* [What to work on]
In the listing below, pick out lines with "Number".

::: Items

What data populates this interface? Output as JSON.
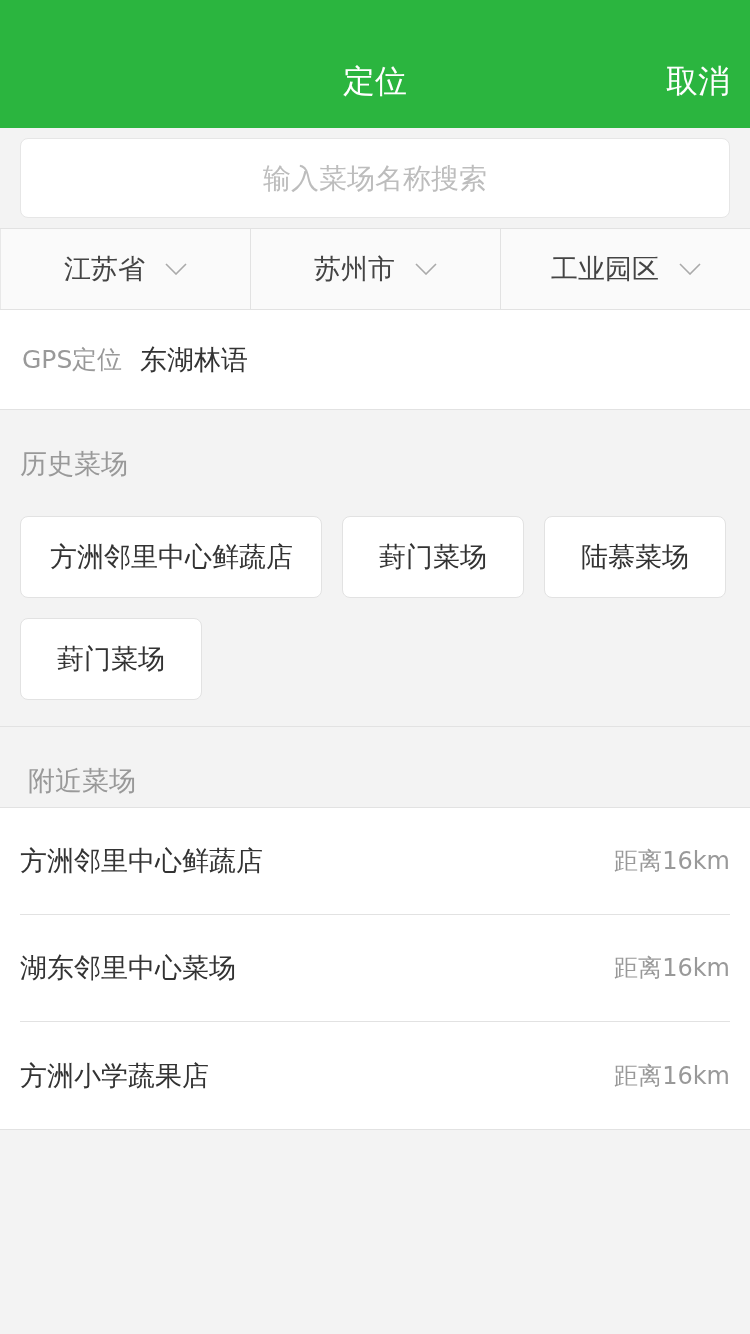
{
  "header": {
    "title": "定位",
    "cancel": "取消"
  },
  "search": {
    "placeholder": "输入菜场名称搜索"
  },
  "filters": [
    {
      "label": "江苏省"
    },
    {
      "label": "苏州市"
    },
    {
      "label": "工业园区"
    }
  ],
  "gps": {
    "label": "GPS定位",
    "value": "东湖林语"
  },
  "history": {
    "title": "历史菜场",
    "items": [
      "方洲邻里中心鲜蔬店",
      "葑门菜场",
      "陆慕菜场",
      "葑门菜场"
    ]
  },
  "nearby": {
    "title": "附近菜场",
    "items": [
      {
        "name": "方洲邻里中心鲜蔬店",
        "distance": "距离16km"
      },
      {
        "name": "湖东邻里中心菜场",
        "distance": "距离16km"
      },
      {
        "name": "方洲小学蔬果店",
        "distance": "距离16km"
      }
    ]
  }
}
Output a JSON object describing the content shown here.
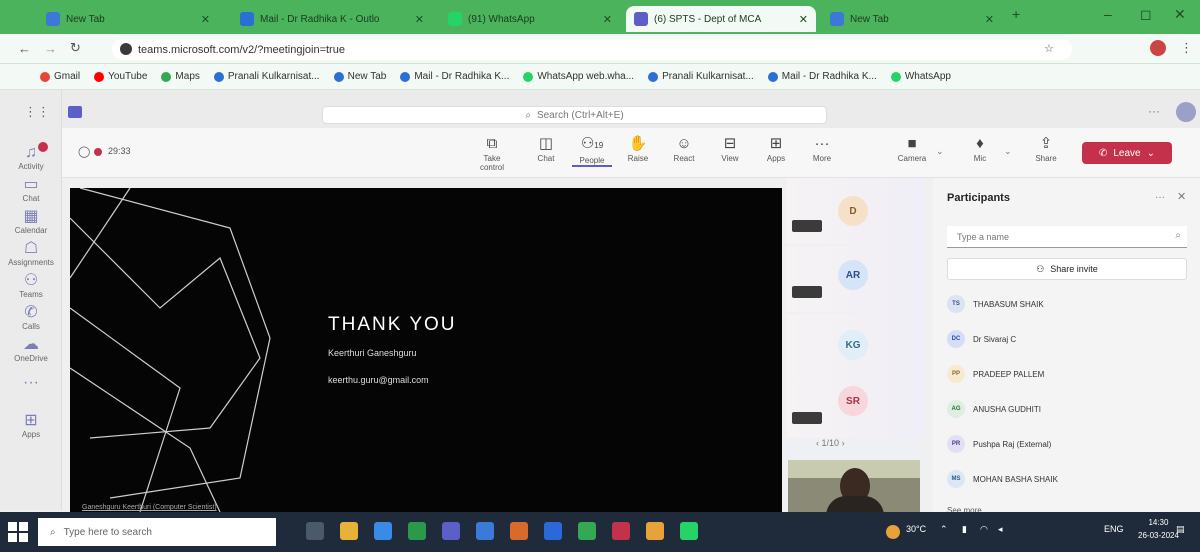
{
  "browser": {
    "tabs": [
      {
        "title": "New Tab",
        "fav": "#3c78d8"
      },
      {
        "title": "Mail - Dr Radhika K - Outlo",
        "fav": "#2a6fd6"
      },
      {
        "title": "(91) WhatsApp",
        "fav": "#25d366"
      },
      {
        "title": "(6) SPTS - Dept of MCA",
        "fav": "#5b5fc7"
      },
      {
        "title": "New Tab",
        "fav": "#3c78d8"
      }
    ],
    "url": "teams.microsoft.com/v2/?meetingjoin=true",
    "bookmarks": [
      {
        "label": "Gmail",
        "color": "#ea4335"
      },
      {
        "label": "YouTube",
        "color": "#ff0000"
      },
      {
        "label": "Maps",
        "color": "#34a853"
      },
      {
        "label": "Pranali Kulkarnisat...",
        "color": "#2a6fd6"
      },
      {
        "label": "New Tab",
        "color": "#2a6fd6"
      },
      {
        "label": "Mail - Dr Radhika K...",
        "color": "#2a6fd6"
      },
      {
        "label": "WhatsApp web.wha...",
        "color": "#25d366"
      },
      {
        "label": "Pranali Kulkarnisat...",
        "color": "#2a6fd6"
      },
      {
        "label": "Mail - Dr Radhika K...",
        "color": "#2a6fd6"
      },
      {
        "label": "WhatsApp",
        "color": "#25d366"
      }
    ]
  },
  "rail": [
    {
      "label": "Activity",
      "icon": "bell-icon"
    },
    {
      "label": "Chat",
      "icon": "chat-icon"
    },
    {
      "label": "Calendar",
      "icon": "calendar-icon"
    },
    {
      "label": "Assignments",
      "icon": "assignments-icon"
    },
    {
      "label": "Teams",
      "icon": "teams-icon"
    },
    {
      "label": "Calls",
      "icon": "phone-icon"
    },
    {
      "label": "OneDrive",
      "icon": "cloud-icon"
    },
    {
      "label": "Apps",
      "icon": "apps-icon"
    }
  ],
  "search": {
    "placeholder": "Search (Ctrl+Alt+E)"
  },
  "meeting": {
    "timer": "29:33",
    "participant_count": "19",
    "tools": [
      "Take control",
      "Chat",
      "People",
      "Raise",
      "React",
      "View",
      "Apps",
      "More",
      "Camera",
      "Mic",
      "Share"
    ],
    "leave_label": "Leave"
  },
  "slide": {
    "title": "THANK YOU",
    "name": "Keerthuri Ganeshguru",
    "email": "keerthu.guru@gmail.com",
    "footer": "Ganeshguru Keerthuri (Computer Scientist)"
  },
  "tiles": [
    {
      "initials": "D",
      "bg": "#f7e0c8",
      "fg": "#8a5a2a"
    },
    {
      "initials": "AR",
      "bg": "#d6e4f7",
      "fg": "#2a4e8a"
    },
    {
      "initials": "KG",
      "bg": "#e0eef7",
      "fg": "#3a6a8a"
    },
    {
      "initials": "SR",
      "bg": "#f7d6dc",
      "fg": "#a3354a"
    }
  ],
  "pager": "1/10",
  "participants": {
    "title": "Participants",
    "search_placeholder": "Type a name",
    "share_invite": "Share invite",
    "people": [
      {
        "initials": "TS",
        "name": "THABASUM SHAIK",
        "bg": "#dbe3f5",
        "fg": "#3a4e8a"
      },
      {
        "initials": "DC",
        "name": "Dr Sivaraj C",
        "bg": "#d6def7",
        "fg": "#2e47a0"
      },
      {
        "initials": "PP",
        "name": "PRADEEP PALLEM",
        "bg": "#f7ead0",
        "fg": "#8a6a1a"
      },
      {
        "initials": "AG",
        "name": "ANUSHA GUDHITI",
        "bg": "#dcefe0",
        "fg": "#2a6a3a"
      },
      {
        "initials": "PR",
        "name": "Pushpa Raj (External)",
        "bg": "#e2e0f7",
        "fg": "#4a3a8a"
      },
      {
        "initials": "MS",
        "name": "MOHAN BASHA SHAIK",
        "bg": "#dbe7f5",
        "fg": "#2a5a8a"
      }
    ],
    "see_more": "See more"
  },
  "taskbar": {
    "search": "Type here to search",
    "weather": "30°C",
    "lang": "ENG",
    "time": "14:30",
    "date": "26-03-2024"
  }
}
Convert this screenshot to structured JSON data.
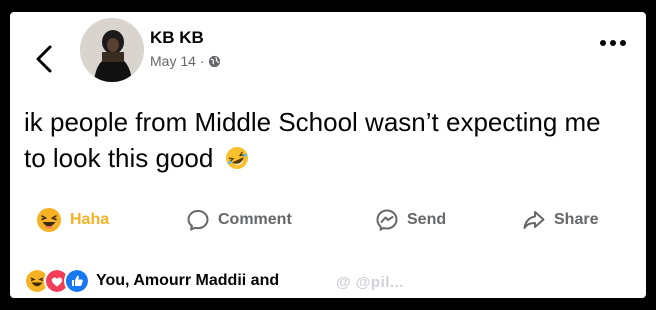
{
  "post": {
    "author": "KB KB",
    "date": "May 14 ·",
    "text": "ik people from Middle School wasn’t expecting me to look this good",
    "text_emoji": "rofl-emoji"
  },
  "actions": {
    "haha_label": "Haha",
    "comment_label": "Comment",
    "send_label": "Send",
    "share_label": "Share"
  },
  "reactions": {
    "summary": "You, Amourr Maddii and",
    "icons": [
      "haha-icon",
      "love-icon",
      "like-icon"
    ]
  },
  "watermark": "@ @pil...",
  "colors": {
    "haha": "#f7b125",
    "love": "#f33e58",
    "like": "#1877f2",
    "secondary_text": "#65676b"
  }
}
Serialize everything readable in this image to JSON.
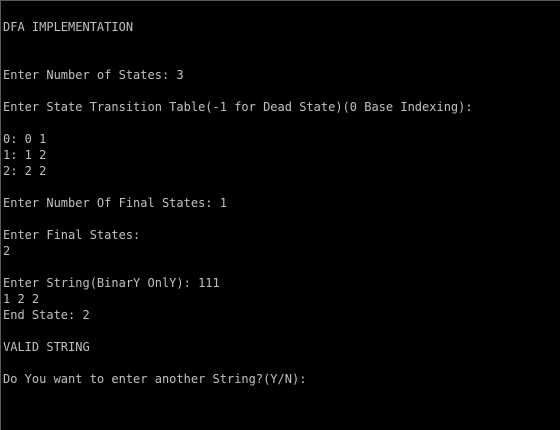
{
  "console": {
    "text_color": "#c0c0c0",
    "background_color": "#000000",
    "lines": [
      "DFA IMPLEMENTATION",
      "",
      "",
      "Enter Number of States: 3",
      "",
      "Enter State Transition Table(-1 for Dead State)(0 Base Indexing):",
      "",
      "0: 0 1",
      "1: 1 2",
      "2: 2 2",
      "",
      "Enter Number Of Final States: 1",
      "",
      "Enter Final States:",
      "2",
      "",
      "Enter String(BinarY OnlY): 111",
      "1 2 2",
      "End State: 2",
      "",
      "VALID STRING",
      "",
      "Do You want to enter another String?(Y/N):"
    ]
  }
}
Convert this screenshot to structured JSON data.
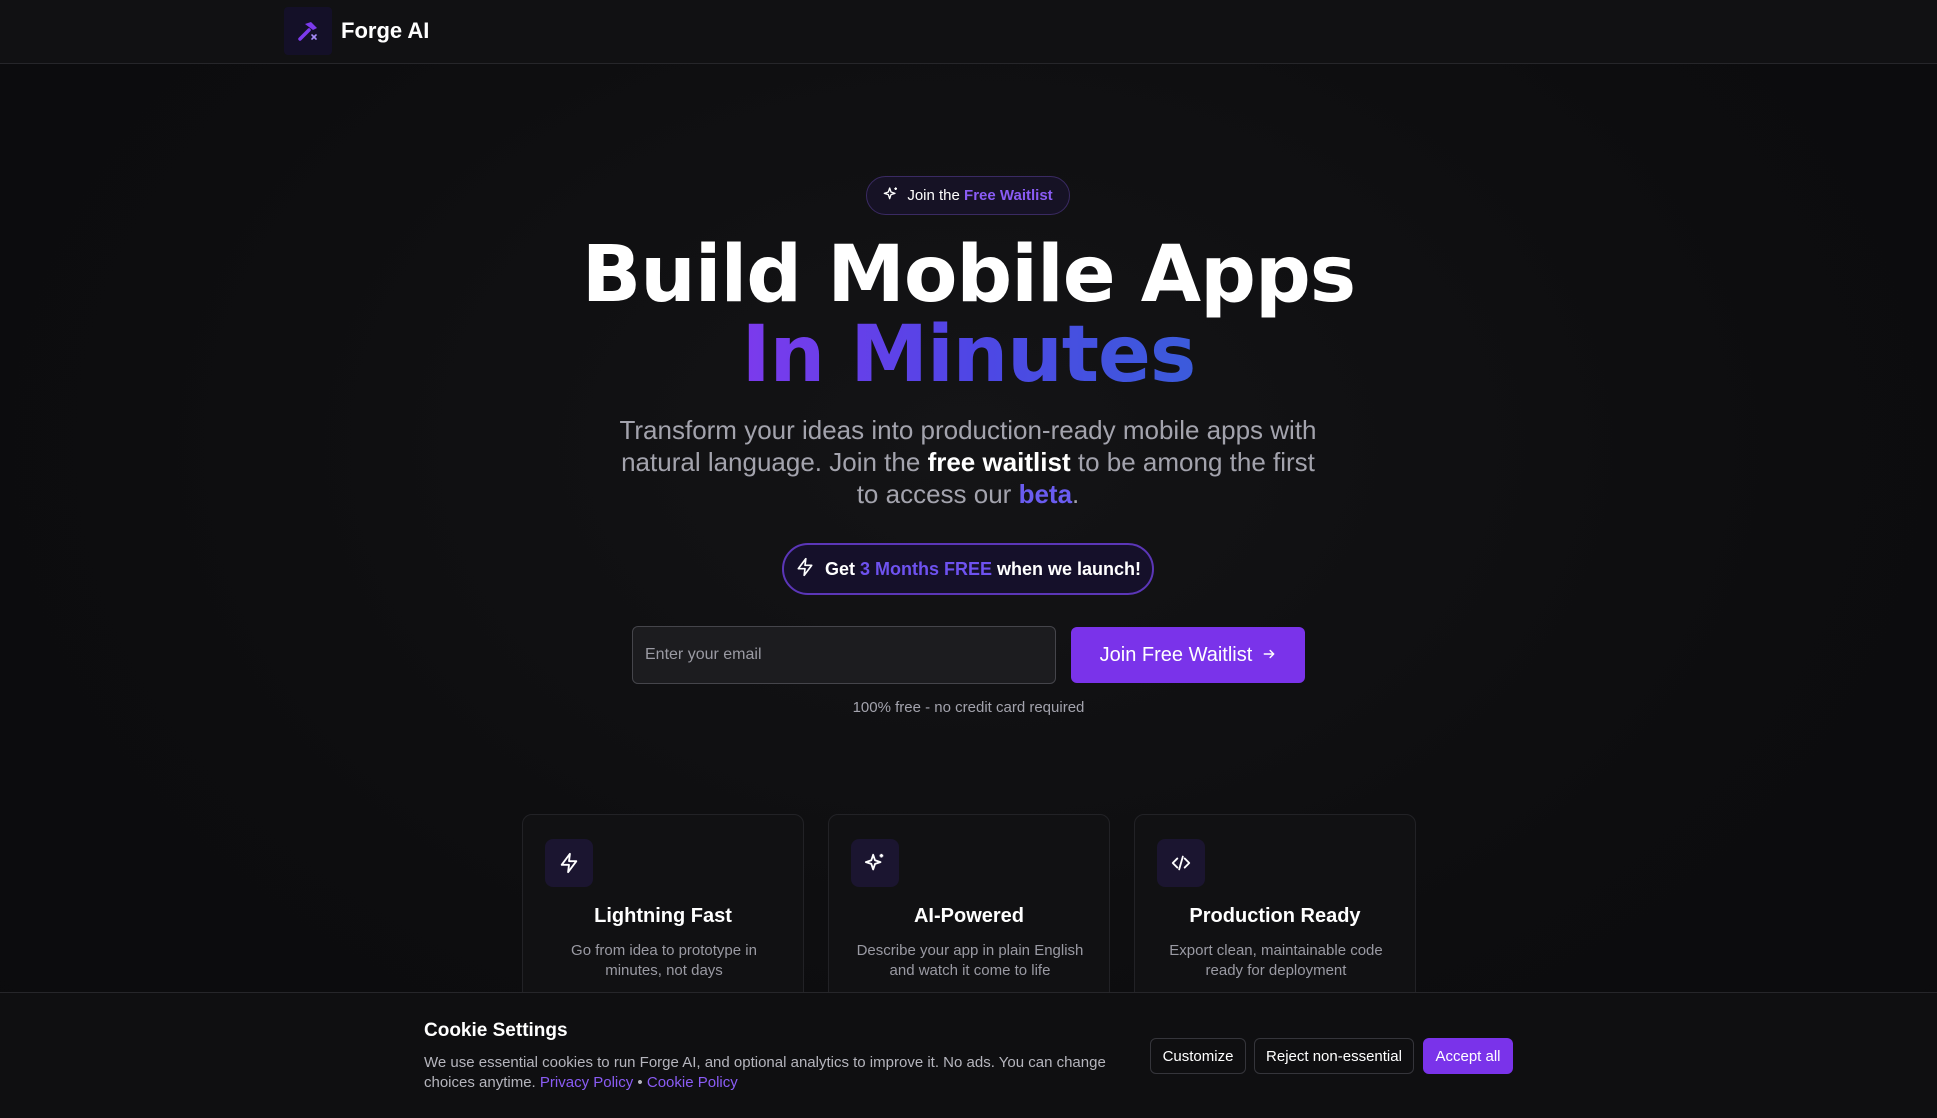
{
  "nav": {
    "brand_name": "Forge AI",
    "logo_icon": "hammer-icon"
  },
  "hero": {
    "badge": {
      "prefix": "Join the",
      "accent": "Free Waitlist",
      "icon": "sparkles-icon"
    },
    "headline_line1": "Build Mobile Apps",
    "headline_line2": "In Minutes",
    "subtitle": {
      "part1": "Transform your ideas into production-ready mobile apps with natural language. Join the",
      "bold": "free waitlist",
      "part2": "to be among the first to access our",
      "beta": "beta",
      "end": "."
    },
    "promo": {
      "prefix": "Get",
      "accent": "3 Months FREE",
      "suffix": "when we launch!",
      "icon": "lightning-icon"
    },
    "email_placeholder": "Enter your email",
    "email_value": "",
    "join_button": "Join Free Waitlist",
    "note": "100% free - no credit card required"
  },
  "features": [
    {
      "icon": "lightning-icon",
      "title": "Lightning Fast",
      "desc": "Go from idea to prototype in minutes, not days"
    },
    {
      "icon": "sparkles-icon",
      "title": "AI-Powered",
      "desc": "Describe your app in plain English and watch it come to life"
    },
    {
      "icon": "code-icon",
      "title": "Production Ready",
      "desc": "Export clean, maintainable code ready for deployment"
    }
  ],
  "cookie": {
    "title": "Cookie Settings",
    "text": "We use essential cookies to run Forge AI, and optional analytics to improve it. No ads. You can change choices anytime.",
    "privacy_link": "Privacy Policy",
    "separator": "•",
    "cookie_link": "Cookie Policy",
    "customize": "Customize",
    "reject": "Reject non-essential",
    "accept": "Accept all"
  },
  "colors": {
    "accent": "#7a33ea",
    "accent_text": "#8a5cf5",
    "background": "#0d0d0f"
  }
}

::::::

* [Solution to this task]
      "Enter Number of States: 3",
      "Enter Number Of Final States: 1",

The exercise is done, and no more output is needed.